Your goal: Repeat the whole listing exactly as written.

Given information:
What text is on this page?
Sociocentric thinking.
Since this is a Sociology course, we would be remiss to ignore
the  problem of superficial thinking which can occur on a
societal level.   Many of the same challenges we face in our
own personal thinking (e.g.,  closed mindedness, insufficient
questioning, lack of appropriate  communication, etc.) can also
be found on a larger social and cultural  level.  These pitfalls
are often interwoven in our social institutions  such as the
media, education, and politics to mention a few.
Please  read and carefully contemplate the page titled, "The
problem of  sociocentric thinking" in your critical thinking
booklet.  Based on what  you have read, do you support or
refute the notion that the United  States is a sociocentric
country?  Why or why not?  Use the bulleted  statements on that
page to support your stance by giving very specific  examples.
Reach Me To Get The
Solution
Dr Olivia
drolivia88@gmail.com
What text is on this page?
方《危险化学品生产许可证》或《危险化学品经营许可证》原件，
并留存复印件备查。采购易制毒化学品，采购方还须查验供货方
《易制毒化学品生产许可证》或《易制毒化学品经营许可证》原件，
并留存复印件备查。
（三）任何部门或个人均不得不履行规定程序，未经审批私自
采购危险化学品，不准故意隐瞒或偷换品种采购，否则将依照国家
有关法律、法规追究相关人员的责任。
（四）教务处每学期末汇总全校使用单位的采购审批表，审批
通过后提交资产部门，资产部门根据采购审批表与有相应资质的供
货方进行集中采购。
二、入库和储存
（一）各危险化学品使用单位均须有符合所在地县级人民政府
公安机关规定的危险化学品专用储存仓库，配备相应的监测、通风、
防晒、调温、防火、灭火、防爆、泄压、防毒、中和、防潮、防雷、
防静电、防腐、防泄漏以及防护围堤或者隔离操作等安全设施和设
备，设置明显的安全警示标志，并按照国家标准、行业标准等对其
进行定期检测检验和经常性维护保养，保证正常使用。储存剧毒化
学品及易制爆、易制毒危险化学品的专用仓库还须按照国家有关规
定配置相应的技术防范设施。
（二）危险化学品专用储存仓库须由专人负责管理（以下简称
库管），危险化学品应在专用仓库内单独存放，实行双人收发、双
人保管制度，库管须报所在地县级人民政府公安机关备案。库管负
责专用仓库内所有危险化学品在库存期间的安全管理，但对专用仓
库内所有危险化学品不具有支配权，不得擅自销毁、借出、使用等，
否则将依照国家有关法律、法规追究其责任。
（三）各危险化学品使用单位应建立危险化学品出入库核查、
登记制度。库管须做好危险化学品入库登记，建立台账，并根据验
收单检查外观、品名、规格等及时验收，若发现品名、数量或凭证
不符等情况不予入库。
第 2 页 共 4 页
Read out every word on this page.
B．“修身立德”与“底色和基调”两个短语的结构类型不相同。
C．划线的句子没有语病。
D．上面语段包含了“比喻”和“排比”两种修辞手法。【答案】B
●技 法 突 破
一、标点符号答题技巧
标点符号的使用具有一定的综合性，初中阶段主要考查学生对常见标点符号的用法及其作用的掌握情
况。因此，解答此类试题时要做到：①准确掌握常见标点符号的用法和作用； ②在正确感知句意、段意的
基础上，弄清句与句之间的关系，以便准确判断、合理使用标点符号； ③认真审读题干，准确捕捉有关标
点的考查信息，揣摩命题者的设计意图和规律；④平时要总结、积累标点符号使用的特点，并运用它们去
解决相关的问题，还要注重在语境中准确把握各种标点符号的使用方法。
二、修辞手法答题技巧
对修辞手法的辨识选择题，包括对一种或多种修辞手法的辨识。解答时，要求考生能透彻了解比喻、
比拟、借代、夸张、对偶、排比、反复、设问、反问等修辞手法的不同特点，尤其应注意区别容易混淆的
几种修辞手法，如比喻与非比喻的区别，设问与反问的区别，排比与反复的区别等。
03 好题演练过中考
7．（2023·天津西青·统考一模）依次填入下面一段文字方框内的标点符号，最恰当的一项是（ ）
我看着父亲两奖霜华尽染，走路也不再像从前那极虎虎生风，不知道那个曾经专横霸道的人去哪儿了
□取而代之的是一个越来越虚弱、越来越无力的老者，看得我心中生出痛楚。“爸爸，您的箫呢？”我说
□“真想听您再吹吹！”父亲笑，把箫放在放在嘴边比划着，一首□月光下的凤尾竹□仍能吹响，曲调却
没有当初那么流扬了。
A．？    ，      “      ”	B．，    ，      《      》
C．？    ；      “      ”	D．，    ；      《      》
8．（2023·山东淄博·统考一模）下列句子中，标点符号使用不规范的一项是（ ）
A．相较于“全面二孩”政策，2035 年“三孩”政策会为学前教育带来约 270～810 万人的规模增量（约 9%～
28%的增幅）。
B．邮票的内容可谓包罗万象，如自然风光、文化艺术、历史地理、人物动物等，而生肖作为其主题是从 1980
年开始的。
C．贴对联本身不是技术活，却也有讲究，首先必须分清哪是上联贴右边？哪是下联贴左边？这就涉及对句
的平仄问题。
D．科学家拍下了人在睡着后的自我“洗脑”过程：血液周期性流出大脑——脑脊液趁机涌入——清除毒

Answer for the task:
What text is on this page?
Sociocentric thinking.
Since this is a Sociology course, we would be remiss to ignore
the  problem of superficial thinking which can occur on a
societal level.   Many of the same challenges we face in our
own personal thinking (e.g.,  closed mindedness, insufficient
questioning, lack of appropriate  communication, etc.) can also
be found on a larger social and cultural  level.  These pitfalls
are often interwoven in our social institutions  such as the
media, education, and politics to mention a few.
Please  read and carefully contemplate the page titled, "The
problem of  sociocentric thinking" in your critical thinking
booklet.  Based on what  you have read, do you support or
refute the notion that the United  States is a sociocentric
country?  Why or why not?  Use the bulleted  statements on that
page to support your stance by giving very specific  examples.
Reach Me To Get The
Solution
Dr Olivia
drolivia88@gmail.com
What text is on this page?
方《危险化学品生产许可证》或《危险化学品经营许可证》原件，
并留存复印件备查。采购易制毒化学品，采购方还须查验供货方
《易制毒化学品生产许可证》或《易制毒化学品经营许可证》原件，
并留存复印件备查。
（三）任何部门或个人均不得不履行规定程序，未经审批私自
采购危险化学品，不准故意隐瞒或偷换品种采购，否则将依照国家
有关法律、法规追究相关人员的责任。
（四）教务处每学期末汇总全校使用单位的采购审批表，审批
通过后提交资产部门，资产部门根据采购审批表与有相应资质的供
货方进行集中采购。
二、入库和储存
（一）各危险化学品使用单位均须有符合所在地县级人民政府
公安机关规定的危险化学品专用储存仓库，配备相应的监测、通风、
防晒、调温、防火、灭火、防爆、泄压、防毒、中和、防潮、防雷、
防静电、防腐、防泄漏以及防护围堤或者隔离操作等安全设施和设
备，设置明显的安全警示标志，并按照国家标准、行业标准等对其
进行定期检测检验和经常性维护保养，保证正常使用。储存剧毒化
学品及易制爆、易制毒危险化学品的专用仓库还须按照国家有关规
定配置相应的技术防范设施。
（二）危险化学品专用储存仓库须由专人负责管理（以下简称
库管），危险化学品应在专用仓库内单独存放，实行双人收发、双
人保管制度，库管须报所在地县级人民政府公安机关备案。库管负
责专用仓库内所有危险化学品在库存期间的安全管理，但对专用仓
库内所有危险化学品不具有支配权，不得擅自销毁、借出、使用等，
否则将依照国家有关法律、法规追究其责任。
（三）各危险化学品使用单位应建立危险化学品出入库核查、
登记制度。库管须做好危险化学品入库登记，建立台账，并根据验
收单检查外观、品名、规格等及时验收，若发现品名、数量或凭证
不符等情况不予入库。
第 2 页 共 4 页
Read out every word on this page.
B．“修身立德”与“底色和基调”两个短语的结构类型不相同。
C．划线的句子没有语病。
D．上面语段包含了“比喻”和“排比”两种修辞手法。【答案】B
●技 法 突 破
一、标点符号答题技巧
标点符号的使用具有一定的综合性，初中阶段主要考查学生对常见标点符号的用法及其作用的掌握情
况。因此，解答此类试题时要做到：①准确掌握常见标点符号的用法和作用； ②在正确感知句意、段意的
基础上，弄清句与句之间的关系，以便准确判断、合理使用标点符号； ③认真审读题干，准确捕捉有关标
点的考查信息，揣摩命题者的设计意图和规律；④平时要总结、积累标点符号使用的特点，并运用它们去
解决相关的问题，还要注重在语境中准确把握各种标点符号的使用方法。
二、修辞手法答题技巧
对修辞手法的辨识选择题，包括对一种或多种修辞手法的辨识。解答时，要求考生能透彻了解比喻、
比拟、借代、夸张、对偶、排比、反复、设问、反问等修辞手法的不同特点，尤其应注意区别容易混淆的
几种修辞手法，如比喻与非比喻的区别，设问与反问的区别，排比与反复的区别等。
03 好题演练过中考
7．（2023·天津西青·统考一模）依次填入下面一段文字方框内的标点符号，最恰当的一项是（ ）
我看着父亲两奖霜华尽染，走路也不再像从前那极虎虎生风，不知道那个曾经专横霸道的人去哪儿了
□取而代之的是一个越来越虚弱、越来越无力的老者，看得我心中生出痛楚。“爸爸，您的箫呢？”我说
□“真想听您再吹吹！”父亲笑，把箫放在放在嘴边比划着，一首□月光下的凤尾竹□仍能吹响，曲调却
没有当初那么流扬了。
A．？    ，      “      ”	B．，    ，      《      》
C．？    ；      “      ”	D．，    ；      《      》
8．（2023·山东淄博·统考一模）下列句子中，标点符号使用不规范的一项是（ ）
A．相较于“全面二孩”政策，2035 年“三孩”政策会为学前教育带来约 270～810 万人的规模增量（约 9%～
28%的增幅）。
B．邮票的内容可谓包罗万象，如自然风光、文化艺术、历史地理、人物动物等，而生肖作为其主题是从 1980
年开始的。
C．贴对联本身不是技术活，却也有讲究，首先必须分清哪是上联贴右边？哪是下联贴左边？这就涉及对句
的平仄问题。
D．科学家拍下了人在睡着后的自我“洗脑”过程：血液周期性流出大脑——脑脊液趁机涌入——清除毒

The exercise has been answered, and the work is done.